── Selected passage ──

Of those Directors who attended the relevant board meeting of the Company, Mr. Thirayut Phityaisarakul and Mr. Thanakorn Seriburi (executive Directors) (collectively, the "Interested Directors") each had a material interest in the 2020 Supplemental HOEL Purchase Agreement and the Revised 2021-2023 Annual Caps in view of their respective shareholdings in CPG, and as a result abstained from voting on the resolutions for rectifying the transactions under the 2020 Supplemental HOEL Purchase Agreement and the actual transaction amount of the 2020 Transactions (the "Rectification") and for approving the Revised 2021-2023 Annual Caps.

The Directors (excluding the Interested Directors and independent non-executive Directors, who will comprise the independent board committee and who will provide their advice after having received the advice from the independent financial adviser) are of the view the terms and conditions of the 2020 Supplemental HOEL Purchase Agreement and the 2020 Master HOEL Purchase Agreement (which were detailed in the Previous CCT Announcement and remain unchanged) are fair and reasonable and consider that the respective transactions thereunder, the actual transaction amount of the 2020 Transactions and the Revised 2021-2023 Annual Caps are on normal commercial terms and entered into in the ordinary and usual course of business of the Company, fair and reasonable and in the interests of the Company and the Shareholders as a whole.

LISTING RULES IMPLICATIONS

As at the date of this announcement, CPF is interested in approximately 47.8% of the Shares in issue and CPG is interested in approximately 47.96% of the issued share capital of CPF. Due to CPG's near majority shareholding in CPF, the Company and CPG have agreed to treat CPG as a substantial shareholder of the Company, and accordingly CPG, its subsidiaries and their respective associates are treated as connected persons of the Company. As HOEL is a subsidiary of CPG, the 2020 Transactions and the 2021-2023 Transactions are treated as if they were continuing connected transactions of the Company under Chapter 14A of the Listing Rules.

As at least one of the applicable percentage ratios under Rule 14.07 of the Listing Rules for the actual transaction amount of the 2020 Transactions is more than 5%, the 2020 Transactions are subject to the reporting, announcement and independent shareholders' approval requirements under Chapter 14A of the Listing Rules.

As at least one of the applicable percentage ratios under Rule 14.07 of the Listing Rules for the Revised 2021-2023 Annual Caps is more than 5%, the Revised 2021-2023 Annual Caps are subject to the reporting, announcement and independent shareholders' approval requirements under Chapter 14A of the Listing Rules.

The Company will convene a special general meeting to consider and, if thought fit, approve the Rectification and the Revised 2021-2023 Annual Caps. CPG and its associates will abstain from voting at the special general meeting in respect of the resolution on these matters.

───

### [Task requirements]
A. Please reproduce the part of the announcement excerpt from "The Company will" up to and including "on these matters.".
B. Condense the paragraph of the announcement excerpt beginning "As at the date of this announcement" into a short bulleted list that keeps its main facts.

── Given records ──

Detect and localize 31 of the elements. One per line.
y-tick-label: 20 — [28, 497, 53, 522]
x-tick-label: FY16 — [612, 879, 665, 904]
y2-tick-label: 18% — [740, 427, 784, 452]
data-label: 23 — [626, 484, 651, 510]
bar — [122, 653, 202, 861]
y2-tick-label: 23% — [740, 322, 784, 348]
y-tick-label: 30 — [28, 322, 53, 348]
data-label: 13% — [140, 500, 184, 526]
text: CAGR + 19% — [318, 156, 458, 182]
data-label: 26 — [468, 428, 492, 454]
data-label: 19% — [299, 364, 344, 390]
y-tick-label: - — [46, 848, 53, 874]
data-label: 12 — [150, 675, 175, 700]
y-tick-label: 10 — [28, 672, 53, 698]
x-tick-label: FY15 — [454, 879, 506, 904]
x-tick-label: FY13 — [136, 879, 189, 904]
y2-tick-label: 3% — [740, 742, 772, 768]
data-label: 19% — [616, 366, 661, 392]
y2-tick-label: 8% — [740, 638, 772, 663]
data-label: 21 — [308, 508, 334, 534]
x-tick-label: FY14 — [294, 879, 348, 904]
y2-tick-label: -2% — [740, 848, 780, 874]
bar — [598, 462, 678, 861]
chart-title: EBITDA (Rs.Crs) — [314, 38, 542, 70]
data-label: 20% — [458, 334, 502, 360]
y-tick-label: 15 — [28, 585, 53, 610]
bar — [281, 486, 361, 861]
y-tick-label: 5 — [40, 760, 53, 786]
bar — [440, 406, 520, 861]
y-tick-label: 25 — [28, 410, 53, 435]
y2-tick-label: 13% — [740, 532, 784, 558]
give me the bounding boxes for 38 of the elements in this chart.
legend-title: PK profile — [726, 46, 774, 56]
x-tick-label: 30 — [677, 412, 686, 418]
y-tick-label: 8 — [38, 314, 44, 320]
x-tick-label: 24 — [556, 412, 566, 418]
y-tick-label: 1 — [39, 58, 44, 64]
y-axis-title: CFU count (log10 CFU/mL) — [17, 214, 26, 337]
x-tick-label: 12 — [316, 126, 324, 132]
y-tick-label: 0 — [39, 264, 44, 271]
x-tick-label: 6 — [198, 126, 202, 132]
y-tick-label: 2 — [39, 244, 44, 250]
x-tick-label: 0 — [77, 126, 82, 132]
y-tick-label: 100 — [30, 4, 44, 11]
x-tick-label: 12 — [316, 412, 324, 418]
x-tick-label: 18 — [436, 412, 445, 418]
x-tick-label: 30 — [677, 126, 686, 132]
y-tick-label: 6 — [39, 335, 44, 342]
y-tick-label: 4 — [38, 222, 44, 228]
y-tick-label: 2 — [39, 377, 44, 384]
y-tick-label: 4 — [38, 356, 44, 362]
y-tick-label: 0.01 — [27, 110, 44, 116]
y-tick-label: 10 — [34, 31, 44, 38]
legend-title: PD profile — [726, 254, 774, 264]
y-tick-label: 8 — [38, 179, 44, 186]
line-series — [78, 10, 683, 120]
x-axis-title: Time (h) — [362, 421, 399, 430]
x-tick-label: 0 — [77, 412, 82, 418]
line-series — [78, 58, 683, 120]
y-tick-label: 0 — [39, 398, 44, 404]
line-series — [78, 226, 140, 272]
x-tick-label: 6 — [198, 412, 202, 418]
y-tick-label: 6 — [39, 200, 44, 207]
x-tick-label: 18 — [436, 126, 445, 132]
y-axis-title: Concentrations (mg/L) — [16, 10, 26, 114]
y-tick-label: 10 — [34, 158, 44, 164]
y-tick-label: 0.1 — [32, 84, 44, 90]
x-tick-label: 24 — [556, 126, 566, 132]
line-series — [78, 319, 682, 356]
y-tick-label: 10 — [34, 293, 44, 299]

───

### [Solutions for each task]
A.
The Company will convene a special general meeting to consider and, if thought fit, approve the Rectification and the Revised 2021-2023 Annual Caps. CPG and its associates will abstain from voting at the special general meeting in respect of the resolution on these matters.

B.
- CPF holds about 47.8% of the Company's Shares in issue, and CPG holds about 47.96% of CPF's issued share capital.
- Because of CPG's near majority stake in CPF, the Company and CPG have agreed to treat CPG as a substantial shareholder of the Company.
- As a result, CPG, its subsidiaries and their respective associates are treated as connected persons of the Company.
- HOEL is a subsidiary of CPG, so the 2020 Transactions and the 2021-2023 Transactions are treated as continuing connected transactions of the Company under Chapter 14A of the Listing Rules.